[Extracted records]
________________________

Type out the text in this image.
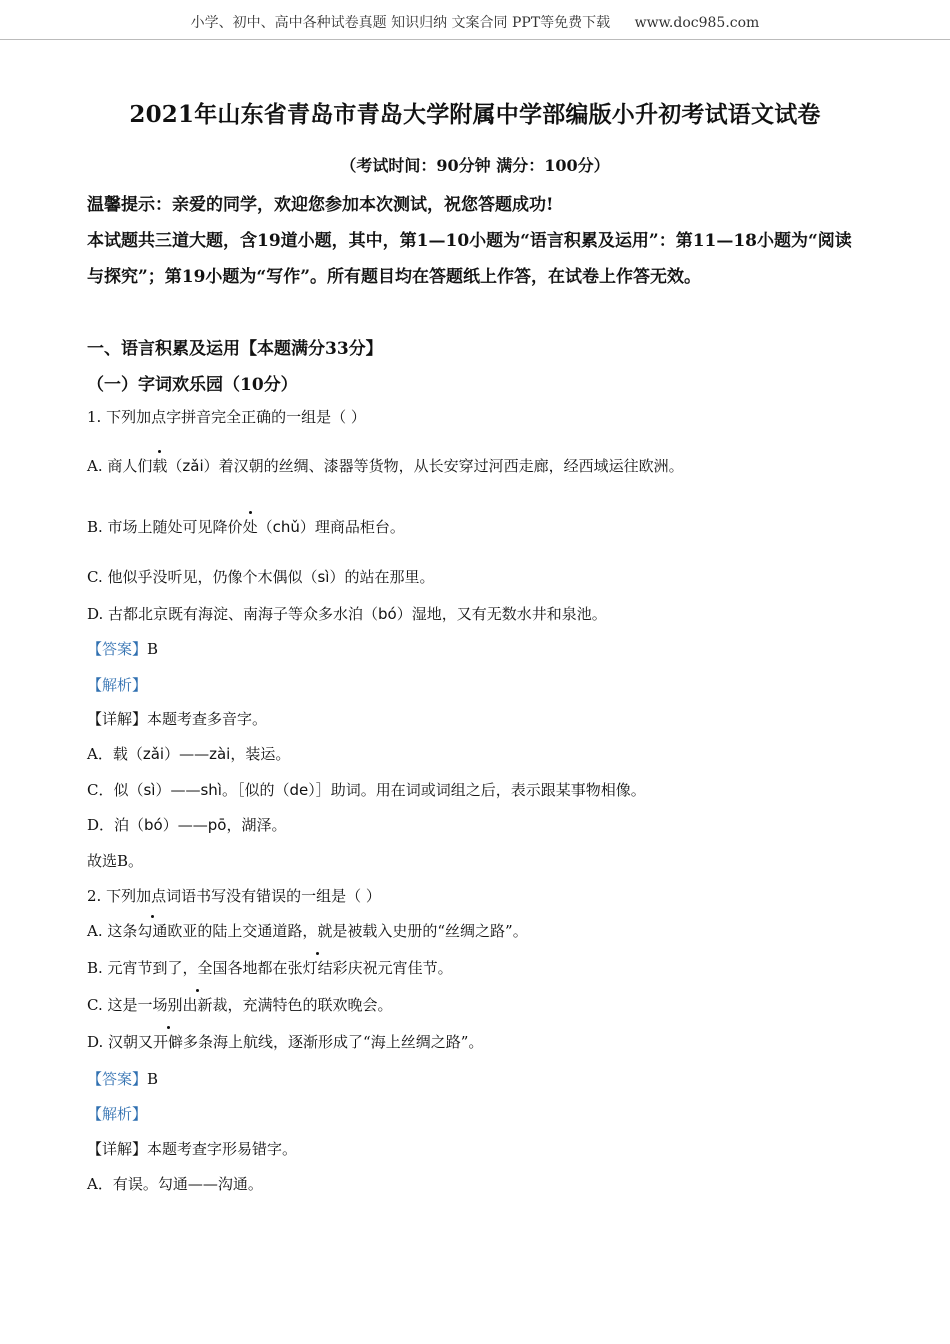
小学、初中、高中各种试卷真题 知识归纳 文案合同 PPT等免费下载 www.doc985.com
2021年山东省青岛市青岛大学附属中学部编版小升初考试语文试卷
（考试时间：90分钟 满分：100分）
温馨提示：亲爱的同学，欢迎您参加本次测试，祝您答题成功!
本试题共三道大题，含19道小题，其中，第1—10小题为“语言积累及运用”：第11—18小题为“阅读与探究”；第19小题为“写作”。所有题目均在答题纸上作答，在试卷上作答无效。
一、语言积累及运用【本题满分33分】
（一）字词欢乐园（10分）
1. 下列加点字拼音完全正确的一组是（ ）
A. 商人们载（zǎi）着汉朝的丝绸、漆器等货物，从长安穿过河西走廊，经西域运往欧洲。
B. 市场上随处可见降价处（chǔ）理商品柜台。
C. 他似乎没听见，仍像个木偶似（sì）的站在那里。
D. 古都北京既有海淀、南海子等众多水泊（bó）湿地，又有无数水井和泉池。
【答案】B
【解析】
【详解】本题考查多音字。
A．载（zǎi）——zài，装运。
C．似（sì）——shì。［似的（de）］助词。用在词或词组之后，表示跟某事物相像。
D．泊（bó）——pō，湖泽。
故选B。
2. 下列加点词语书写没有错误的一组是（ ）
A. 这条勾通欧亚的陆上交通道路，就是被载入史册的“丝绸之路”。
B. 元宵节到了，全国各地都在张灯结彩庆祝元宵佳节。
C. 这是一场别出新裁，充满特色的联欢晚会。
D. 汉朝又开僻多条海上航线，逐渐形成了“海上丝绸之路”。
【答案】B
【解析】
【详解】本题考查字形易错字。
A．有误。勾通——沟通。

________________________

> [What to produce] Where a line holds "语言积累及运用", copy it out.

> [Answer for this exercise]
本试题共三道大题，含19道小题，其中，第1—10小题为“语言积累及运用”：第11—18小题为“阅读与探究”；第19小题为“写作”。所有题目均在答题纸上作答，在试卷上作答无效。
一、语言积累及运用【本题满分33分】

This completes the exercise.